Output the material exactly, but drop every image it holds.

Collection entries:

_ _ _ _

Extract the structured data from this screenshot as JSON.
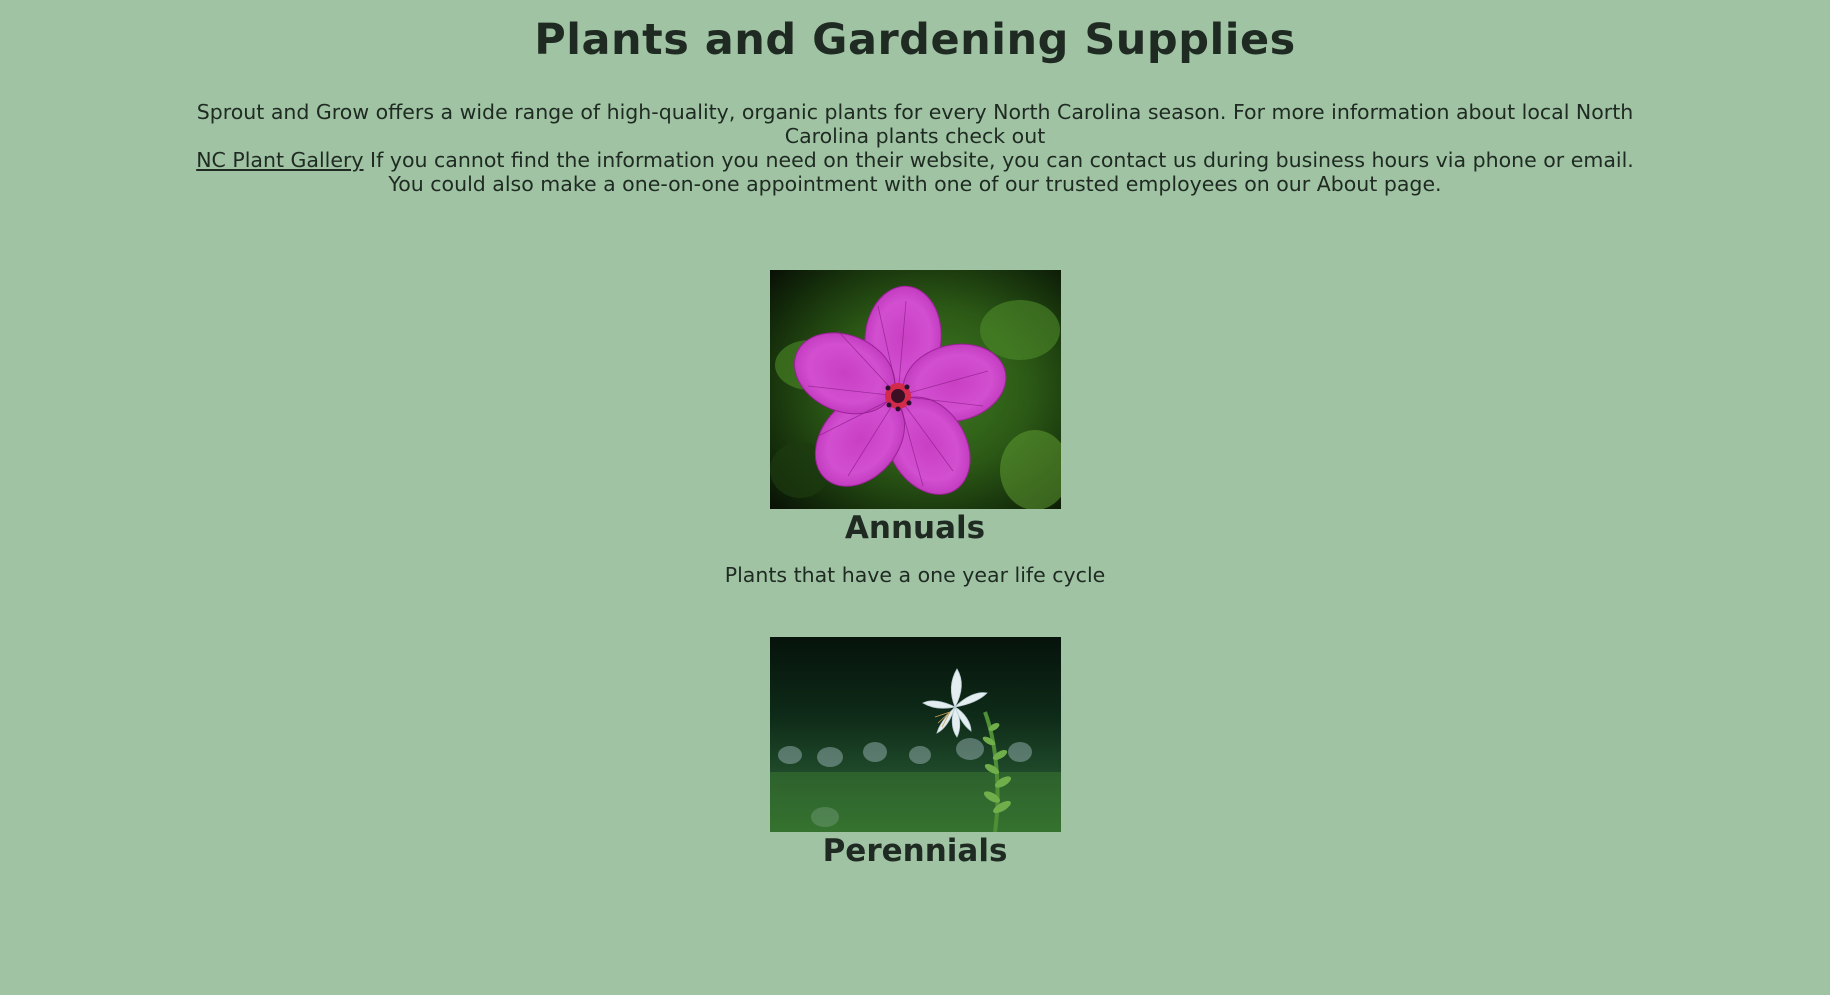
{
  "header": {
    "title": "Plants and Gardening Supplies"
  },
  "intro": {
    "text_before_link": "Sprout and Grow offers a wide range of high-quality, organic plants for every North Carolina season. For more information about local North Carolina plants check out",
    "link_label": "NC Plant Gallery",
    "text_after_link": " If you cannot find the information you need on their website, you can contact us during business hours via phone or email. You could also make a one-on-one appointment with one of our trusted employees on our About page."
  },
  "sections": [
    {
      "title": "Annuals",
      "description": "Plants that have a one year life cycle",
      "image_icon": "pink-geranium-flower-photo"
    },
    {
      "title": "Perennials",
      "image_icon": "white-hosta-lily-photo"
    }
  ],
  "colors": {
    "background": "#9fc3a3",
    "text": "#1f2a22"
  }
}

_ _ _ _

Right answer:
Extract the structured data from this screenshot as JSON.
{
  "header": {
    "title": "Plants and Gardening Supplies"
  },
  "intro": {
    "text_before_link": "Sprout and Grow offers a wide range of high-quality, organic plants for every North Carolina season. For more information about local North Carolina plants check out",
    "link_label": "NC Plant Gallery",
    "text_after_link": " If you cannot find the information you need on their website, you can contact us during business hours via phone or email. You could also make a one-on-one appointment with one of our trusted employees on our About page."
  },
  "sections": [
    {
      "title": "Annuals",
      "description": "Plants that have a one year life cycle",
      "image_icon": "pink-geranium-flower-photo"
    },
    {
      "title": "Perennials",
      "image_icon": "white-hosta-lily-photo"
    }
  ],
  "colors": {
    "background": "#9fc3a3",
    "text": "#1f2a22"
  }
}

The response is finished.